◆ **Objective**: Copy the data that follows, character for character, minus the pictures.

◆ **Excerpted records**:
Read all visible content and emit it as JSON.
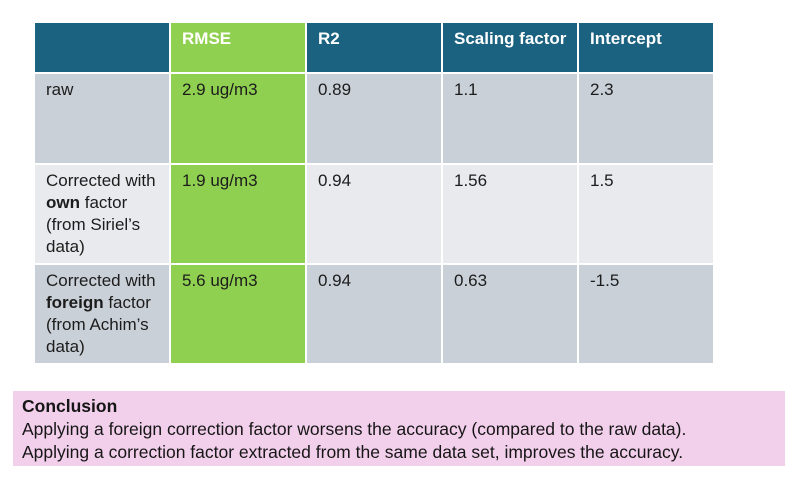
{
  "colors": {
    "header_teal": "#1b6280",
    "accent_green": "#90d050",
    "row_gray_dark": "#cad0d8",
    "row_gray_light": "#e9eaed",
    "conclusion_pink": "#f2cfeb",
    "page_background": "#ffffff"
  },
  "table": {
    "headers": [
      "",
      "RMSE",
      "R2",
      "Scaling factor",
      "Intercept"
    ],
    "rows": [
      {
        "label": {
          "pre": "raw",
          "bold": "",
          "post": ""
        },
        "rmse": "2.9 ug/m3",
        "r2": "0.89",
        "scaling_factor": "1.1",
        "intercept": "2.3"
      },
      {
        "label": {
          "pre": "Corrected with ",
          "bold": "own",
          "post": " factor (from Siriel’s data)"
        },
        "rmse": "1.9 ug/m3",
        "r2": "0.94",
        "scaling_factor": "1.56",
        "intercept": "1.5"
      },
      {
        "label": {
          "pre": "Corrected with ",
          "bold": "foreign",
          "post": " factor (from Achim’s data)"
        },
        "rmse": "5.6 ug/m3",
        "r2": "0.94",
        "scaling_factor": "0.63",
        "intercept": "-1.5"
      }
    ]
  },
  "conclusion": {
    "title": "Conclusion",
    "lines": [
      "Applying a foreign correction factor worsens the accuracy (compared to the raw data).",
      "Applying a correction factor extracted from the same data set, improves the accuracy."
    ]
  }
}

◆ **Complete answer**:
Read all visible content and emit it as JSON.
{
  "colors": {
    "header_teal": "#1b6280",
    "accent_green": "#90d050",
    "row_gray_dark": "#cad0d8",
    "row_gray_light": "#e9eaed",
    "conclusion_pink": "#f2cfeb",
    "page_background": "#ffffff"
  },
  "table": {
    "headers": [
      "",
      "RMSE",
      "R2",
      "Scaling factor",
      "Intercept"
    ],
    "rows": [
      {
        "label": {
          "pre": "raw",
          "bold": "",
          "post": ""
        },
        "rmse": "2.9 ug/m3",
        "r2": "0.89",
        "scaling_factor": "1.1",
        "intercept": "2.3"
      },
      {
        "label": {
          "pre": "Corrected with ",
          "bold": "own",
          "post": " factor (from Siriel’s data)"
        },
        "rmse": "1.9 ug/m3",
        "r2": "0.94",
        "scaling_factor": "1.56",
        "intercept": "1.5"
      },
      {
        "label": {
          "pre": "Corrected with ",
          "bold": "foreign",
          "post": " factor (from Achim’s data)"
        },
        "rmse": "5.6 ug/m3",
        "r2": "0.94",
        "scaling_factor": "0.63",
        "intercept": "-1.5"
      }
    ]
  },
  "conclusion": {
    "title": "Conclusion",
    "lines": [
      "Applying a foreign correction factor worsens the accuracy (compared to the raw data).",
      "Applying a correction factor extracted from the same data set, improves the accuracy."
    ]
  }
}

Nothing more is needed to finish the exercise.